> **WHAT THIS TASK INVOLVES**:
In the excerpt on Hershey, what is the name of the social responsibility commitment that the company describes?

━━━ EXCERPT

Maybe all of these things were issues; shares were down 20 percent in that first quarter so something was definitely off. Perhaps it was also the consumers, who (according to Hershey) weren’t going to stores. Called “consumer trips” by the company, buying in stores went down by 2 percent that year.

Luckily for the company, things turned around in the first two quarters of 2018. Net sales ($1,751.6 million) were an increase of 5.3 percent. Foreign currency exchange rates were insignificant in the second quarter. The full-year net sales increased by 1 percent, even though the four-quarter net sales dropped by 1.6 percent.

Hershey’s current Company President and Chief Executive Officer, Michele Buck, has said the company will continue to invest in their core bands and build upon strategies to further drive growth. With so many chocolate options and new additions for 2018, Mr. Buck seemed confident in the variety they offered, as well as the new marketing campaigns launched for the products.

Social factors: A dedication to social responsibility and favor

Hershey’s has dedicated commitments in social responsibility. One such act is called “Shared Goodness”; the company promises to keep communities, children, and the planet aligned with their business. As such, they’re looking to bring more good into the world by “building thriving communities” and becoming “better stewards of the planet”.

━━━━━━
━━━ RECORDED INFORMATION

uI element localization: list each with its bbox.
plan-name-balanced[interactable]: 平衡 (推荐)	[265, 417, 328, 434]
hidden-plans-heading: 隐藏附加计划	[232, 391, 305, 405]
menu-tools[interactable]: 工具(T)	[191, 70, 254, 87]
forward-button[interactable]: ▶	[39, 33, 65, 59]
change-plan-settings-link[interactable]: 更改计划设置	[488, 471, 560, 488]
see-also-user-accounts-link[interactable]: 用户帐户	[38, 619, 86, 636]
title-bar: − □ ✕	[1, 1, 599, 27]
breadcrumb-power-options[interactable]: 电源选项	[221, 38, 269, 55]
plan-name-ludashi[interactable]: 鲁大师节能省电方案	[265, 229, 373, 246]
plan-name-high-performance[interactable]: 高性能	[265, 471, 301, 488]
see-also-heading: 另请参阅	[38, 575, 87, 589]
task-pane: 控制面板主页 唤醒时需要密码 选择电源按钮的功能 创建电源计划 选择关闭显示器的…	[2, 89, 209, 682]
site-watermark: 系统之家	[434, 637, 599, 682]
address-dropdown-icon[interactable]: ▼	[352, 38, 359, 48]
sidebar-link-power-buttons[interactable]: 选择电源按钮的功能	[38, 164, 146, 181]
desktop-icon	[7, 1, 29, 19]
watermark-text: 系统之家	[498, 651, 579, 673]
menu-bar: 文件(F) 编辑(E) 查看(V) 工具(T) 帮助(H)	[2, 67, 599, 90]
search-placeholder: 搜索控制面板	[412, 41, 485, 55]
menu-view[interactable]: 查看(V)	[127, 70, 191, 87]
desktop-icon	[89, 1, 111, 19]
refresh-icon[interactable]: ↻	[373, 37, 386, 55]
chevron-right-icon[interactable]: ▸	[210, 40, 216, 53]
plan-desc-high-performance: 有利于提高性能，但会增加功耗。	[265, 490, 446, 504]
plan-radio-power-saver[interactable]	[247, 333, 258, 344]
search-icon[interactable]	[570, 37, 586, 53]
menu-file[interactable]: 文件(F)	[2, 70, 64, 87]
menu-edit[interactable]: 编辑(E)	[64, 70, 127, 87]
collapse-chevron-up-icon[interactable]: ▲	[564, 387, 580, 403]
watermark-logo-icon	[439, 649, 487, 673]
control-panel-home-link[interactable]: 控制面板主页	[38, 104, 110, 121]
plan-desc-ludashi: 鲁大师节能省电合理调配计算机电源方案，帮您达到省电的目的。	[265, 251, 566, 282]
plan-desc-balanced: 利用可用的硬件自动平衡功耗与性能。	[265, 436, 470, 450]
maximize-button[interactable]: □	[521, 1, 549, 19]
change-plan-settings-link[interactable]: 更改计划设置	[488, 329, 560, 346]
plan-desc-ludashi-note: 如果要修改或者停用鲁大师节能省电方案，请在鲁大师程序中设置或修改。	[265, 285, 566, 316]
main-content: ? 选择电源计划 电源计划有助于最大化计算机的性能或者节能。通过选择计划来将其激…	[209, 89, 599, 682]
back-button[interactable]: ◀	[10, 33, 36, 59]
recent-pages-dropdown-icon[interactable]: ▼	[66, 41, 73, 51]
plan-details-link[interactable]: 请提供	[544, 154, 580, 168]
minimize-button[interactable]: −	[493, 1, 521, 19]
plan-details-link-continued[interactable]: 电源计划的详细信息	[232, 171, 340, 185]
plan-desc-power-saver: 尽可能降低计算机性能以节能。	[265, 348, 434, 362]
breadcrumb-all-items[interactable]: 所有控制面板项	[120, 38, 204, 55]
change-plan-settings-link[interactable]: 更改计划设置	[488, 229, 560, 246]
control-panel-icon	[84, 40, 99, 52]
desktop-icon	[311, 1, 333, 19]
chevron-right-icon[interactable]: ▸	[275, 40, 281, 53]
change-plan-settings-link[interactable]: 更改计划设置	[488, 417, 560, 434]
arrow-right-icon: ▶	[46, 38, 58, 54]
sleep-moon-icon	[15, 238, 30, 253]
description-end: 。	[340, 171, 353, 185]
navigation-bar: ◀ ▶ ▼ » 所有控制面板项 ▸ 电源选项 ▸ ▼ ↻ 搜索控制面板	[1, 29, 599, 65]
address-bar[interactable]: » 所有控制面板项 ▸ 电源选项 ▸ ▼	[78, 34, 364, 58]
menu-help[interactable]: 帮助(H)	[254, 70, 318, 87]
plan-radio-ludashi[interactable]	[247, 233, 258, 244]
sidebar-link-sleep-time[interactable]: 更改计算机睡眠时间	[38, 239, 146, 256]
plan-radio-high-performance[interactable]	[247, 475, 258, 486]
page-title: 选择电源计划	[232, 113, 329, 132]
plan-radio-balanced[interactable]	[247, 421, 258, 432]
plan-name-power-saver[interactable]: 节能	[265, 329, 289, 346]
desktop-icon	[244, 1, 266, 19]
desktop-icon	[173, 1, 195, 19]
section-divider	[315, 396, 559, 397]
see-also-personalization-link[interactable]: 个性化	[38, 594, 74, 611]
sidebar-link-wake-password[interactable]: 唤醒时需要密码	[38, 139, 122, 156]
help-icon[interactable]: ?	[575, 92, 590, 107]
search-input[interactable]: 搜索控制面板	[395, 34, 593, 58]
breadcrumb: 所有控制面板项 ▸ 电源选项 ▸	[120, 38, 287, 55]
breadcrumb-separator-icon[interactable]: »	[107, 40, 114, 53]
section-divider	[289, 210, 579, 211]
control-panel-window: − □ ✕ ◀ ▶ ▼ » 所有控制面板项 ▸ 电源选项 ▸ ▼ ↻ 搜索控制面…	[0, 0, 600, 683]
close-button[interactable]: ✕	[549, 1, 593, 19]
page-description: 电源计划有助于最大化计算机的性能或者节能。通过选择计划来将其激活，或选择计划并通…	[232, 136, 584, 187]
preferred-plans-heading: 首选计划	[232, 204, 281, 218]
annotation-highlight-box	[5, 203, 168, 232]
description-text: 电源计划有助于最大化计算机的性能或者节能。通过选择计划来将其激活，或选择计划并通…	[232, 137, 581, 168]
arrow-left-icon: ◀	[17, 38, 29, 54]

━━━━━━

> **RESPONSE FOR THIS EXERCISE**:
“Shared Goodness”